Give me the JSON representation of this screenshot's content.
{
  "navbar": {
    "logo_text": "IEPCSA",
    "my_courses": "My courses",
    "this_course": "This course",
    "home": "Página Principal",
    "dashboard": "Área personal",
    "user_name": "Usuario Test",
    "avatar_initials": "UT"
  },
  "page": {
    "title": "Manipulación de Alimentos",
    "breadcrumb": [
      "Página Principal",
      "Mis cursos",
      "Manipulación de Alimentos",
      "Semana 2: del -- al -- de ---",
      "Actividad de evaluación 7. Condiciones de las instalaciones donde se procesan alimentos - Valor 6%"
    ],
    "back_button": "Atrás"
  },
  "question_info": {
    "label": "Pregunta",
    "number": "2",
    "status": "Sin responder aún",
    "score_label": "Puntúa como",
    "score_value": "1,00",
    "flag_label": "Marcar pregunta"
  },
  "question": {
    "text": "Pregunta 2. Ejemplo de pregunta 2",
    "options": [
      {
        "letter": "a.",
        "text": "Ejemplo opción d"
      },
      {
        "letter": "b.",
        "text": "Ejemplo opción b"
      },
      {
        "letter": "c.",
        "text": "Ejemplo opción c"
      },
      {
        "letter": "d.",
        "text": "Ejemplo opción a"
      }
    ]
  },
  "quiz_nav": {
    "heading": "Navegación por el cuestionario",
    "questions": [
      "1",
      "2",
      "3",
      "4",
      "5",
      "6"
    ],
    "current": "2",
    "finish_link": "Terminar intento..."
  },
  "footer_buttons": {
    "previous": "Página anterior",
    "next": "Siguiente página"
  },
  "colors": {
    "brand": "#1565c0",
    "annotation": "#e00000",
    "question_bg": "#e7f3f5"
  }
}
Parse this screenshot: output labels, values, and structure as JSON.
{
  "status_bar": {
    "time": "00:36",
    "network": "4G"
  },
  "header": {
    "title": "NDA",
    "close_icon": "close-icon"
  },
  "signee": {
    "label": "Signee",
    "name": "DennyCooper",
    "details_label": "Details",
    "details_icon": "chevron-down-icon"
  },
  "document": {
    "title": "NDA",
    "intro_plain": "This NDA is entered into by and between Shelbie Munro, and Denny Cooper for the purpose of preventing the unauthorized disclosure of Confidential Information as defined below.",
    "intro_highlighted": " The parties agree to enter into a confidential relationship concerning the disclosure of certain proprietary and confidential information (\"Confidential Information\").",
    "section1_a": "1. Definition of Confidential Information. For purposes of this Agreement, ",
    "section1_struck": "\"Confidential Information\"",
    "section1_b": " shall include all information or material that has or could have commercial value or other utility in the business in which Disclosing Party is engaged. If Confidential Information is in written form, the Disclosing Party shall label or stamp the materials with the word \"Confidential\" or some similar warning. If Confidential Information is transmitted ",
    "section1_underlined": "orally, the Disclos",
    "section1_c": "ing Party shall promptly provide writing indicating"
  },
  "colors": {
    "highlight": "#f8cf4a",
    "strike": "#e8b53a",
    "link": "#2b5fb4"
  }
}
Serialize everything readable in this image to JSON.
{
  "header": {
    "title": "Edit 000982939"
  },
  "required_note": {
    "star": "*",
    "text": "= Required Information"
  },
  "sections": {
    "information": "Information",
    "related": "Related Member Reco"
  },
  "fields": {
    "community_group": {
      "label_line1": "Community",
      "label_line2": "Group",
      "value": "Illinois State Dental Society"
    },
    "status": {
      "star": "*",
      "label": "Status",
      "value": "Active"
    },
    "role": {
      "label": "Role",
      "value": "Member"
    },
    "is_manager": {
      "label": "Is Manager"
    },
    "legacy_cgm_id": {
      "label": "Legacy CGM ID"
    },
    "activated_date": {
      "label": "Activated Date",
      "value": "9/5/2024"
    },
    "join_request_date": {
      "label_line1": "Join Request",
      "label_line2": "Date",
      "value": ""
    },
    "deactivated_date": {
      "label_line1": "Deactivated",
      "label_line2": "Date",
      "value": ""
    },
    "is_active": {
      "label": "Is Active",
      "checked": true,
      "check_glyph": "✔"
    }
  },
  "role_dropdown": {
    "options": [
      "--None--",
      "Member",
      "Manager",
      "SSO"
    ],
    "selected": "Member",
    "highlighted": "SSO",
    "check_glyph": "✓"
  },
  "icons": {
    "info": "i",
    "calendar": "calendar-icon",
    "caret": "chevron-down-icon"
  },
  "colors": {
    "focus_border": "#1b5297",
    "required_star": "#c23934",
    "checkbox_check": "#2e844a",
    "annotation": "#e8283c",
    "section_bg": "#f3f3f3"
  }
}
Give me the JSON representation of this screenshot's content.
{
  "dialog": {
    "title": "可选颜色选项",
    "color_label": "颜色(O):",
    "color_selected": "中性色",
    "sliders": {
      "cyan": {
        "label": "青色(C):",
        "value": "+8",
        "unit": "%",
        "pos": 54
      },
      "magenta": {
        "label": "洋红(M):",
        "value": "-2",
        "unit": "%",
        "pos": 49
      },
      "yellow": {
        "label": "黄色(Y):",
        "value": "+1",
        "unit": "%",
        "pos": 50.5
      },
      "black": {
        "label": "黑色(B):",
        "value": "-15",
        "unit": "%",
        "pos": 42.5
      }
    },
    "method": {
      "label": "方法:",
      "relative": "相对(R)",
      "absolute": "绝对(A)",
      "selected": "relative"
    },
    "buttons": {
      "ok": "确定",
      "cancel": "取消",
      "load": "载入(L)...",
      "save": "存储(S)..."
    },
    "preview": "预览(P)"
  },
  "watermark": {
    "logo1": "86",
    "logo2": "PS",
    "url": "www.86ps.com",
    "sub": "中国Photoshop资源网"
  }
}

What this task involves →
Copy each line of the data above that holds "Member".

Reply →
    "related": "Related Member Reco"
      "value": "Member"
      "Member",
    "selected": "Member",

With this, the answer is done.